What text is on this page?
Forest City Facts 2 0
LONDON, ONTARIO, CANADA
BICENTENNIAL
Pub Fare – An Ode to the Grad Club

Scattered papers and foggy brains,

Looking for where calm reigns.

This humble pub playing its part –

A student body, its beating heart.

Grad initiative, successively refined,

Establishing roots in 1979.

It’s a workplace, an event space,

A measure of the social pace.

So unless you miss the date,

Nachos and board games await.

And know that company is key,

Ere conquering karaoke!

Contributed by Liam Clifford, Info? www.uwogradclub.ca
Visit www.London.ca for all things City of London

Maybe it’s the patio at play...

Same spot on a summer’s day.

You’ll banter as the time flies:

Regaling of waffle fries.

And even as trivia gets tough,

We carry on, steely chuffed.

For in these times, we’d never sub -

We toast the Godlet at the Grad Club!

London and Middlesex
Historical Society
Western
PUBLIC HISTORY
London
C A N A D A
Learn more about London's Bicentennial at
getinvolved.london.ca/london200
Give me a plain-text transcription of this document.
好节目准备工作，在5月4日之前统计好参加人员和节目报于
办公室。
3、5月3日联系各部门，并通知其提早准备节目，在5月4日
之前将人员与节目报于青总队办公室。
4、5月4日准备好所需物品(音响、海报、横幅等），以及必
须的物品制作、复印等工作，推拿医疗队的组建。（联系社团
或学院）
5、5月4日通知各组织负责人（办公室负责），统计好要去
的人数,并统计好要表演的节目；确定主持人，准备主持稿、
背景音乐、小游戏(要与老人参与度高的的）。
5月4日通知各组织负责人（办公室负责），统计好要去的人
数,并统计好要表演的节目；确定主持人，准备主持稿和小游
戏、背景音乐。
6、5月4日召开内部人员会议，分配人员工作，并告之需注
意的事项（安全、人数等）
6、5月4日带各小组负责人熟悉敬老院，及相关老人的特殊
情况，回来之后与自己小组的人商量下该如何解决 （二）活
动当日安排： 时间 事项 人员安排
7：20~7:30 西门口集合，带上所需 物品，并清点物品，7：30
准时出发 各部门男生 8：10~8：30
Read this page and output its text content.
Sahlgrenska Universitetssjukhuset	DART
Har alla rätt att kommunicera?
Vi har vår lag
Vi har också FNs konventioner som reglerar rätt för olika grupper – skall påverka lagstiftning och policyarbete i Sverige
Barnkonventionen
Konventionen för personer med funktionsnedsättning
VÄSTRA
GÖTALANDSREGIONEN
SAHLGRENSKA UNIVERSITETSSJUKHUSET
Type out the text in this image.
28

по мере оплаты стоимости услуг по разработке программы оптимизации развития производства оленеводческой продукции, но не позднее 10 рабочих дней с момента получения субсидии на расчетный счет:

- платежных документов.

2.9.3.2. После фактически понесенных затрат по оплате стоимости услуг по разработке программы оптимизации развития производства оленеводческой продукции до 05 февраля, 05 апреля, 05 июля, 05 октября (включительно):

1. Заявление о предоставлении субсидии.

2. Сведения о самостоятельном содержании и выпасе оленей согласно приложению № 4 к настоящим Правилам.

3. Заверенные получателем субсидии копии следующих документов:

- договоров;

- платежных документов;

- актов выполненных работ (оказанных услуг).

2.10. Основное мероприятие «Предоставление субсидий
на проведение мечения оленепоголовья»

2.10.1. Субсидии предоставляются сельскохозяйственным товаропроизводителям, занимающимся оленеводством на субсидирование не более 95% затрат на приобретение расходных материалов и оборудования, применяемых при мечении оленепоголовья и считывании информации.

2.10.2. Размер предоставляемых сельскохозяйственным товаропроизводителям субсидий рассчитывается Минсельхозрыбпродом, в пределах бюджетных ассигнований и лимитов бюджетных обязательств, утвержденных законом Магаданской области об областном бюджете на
----------------------------------------
> [Goal]: How many lines in these entries contain the string "затрат"? State the number and nothing more.

> [Task solution]: 2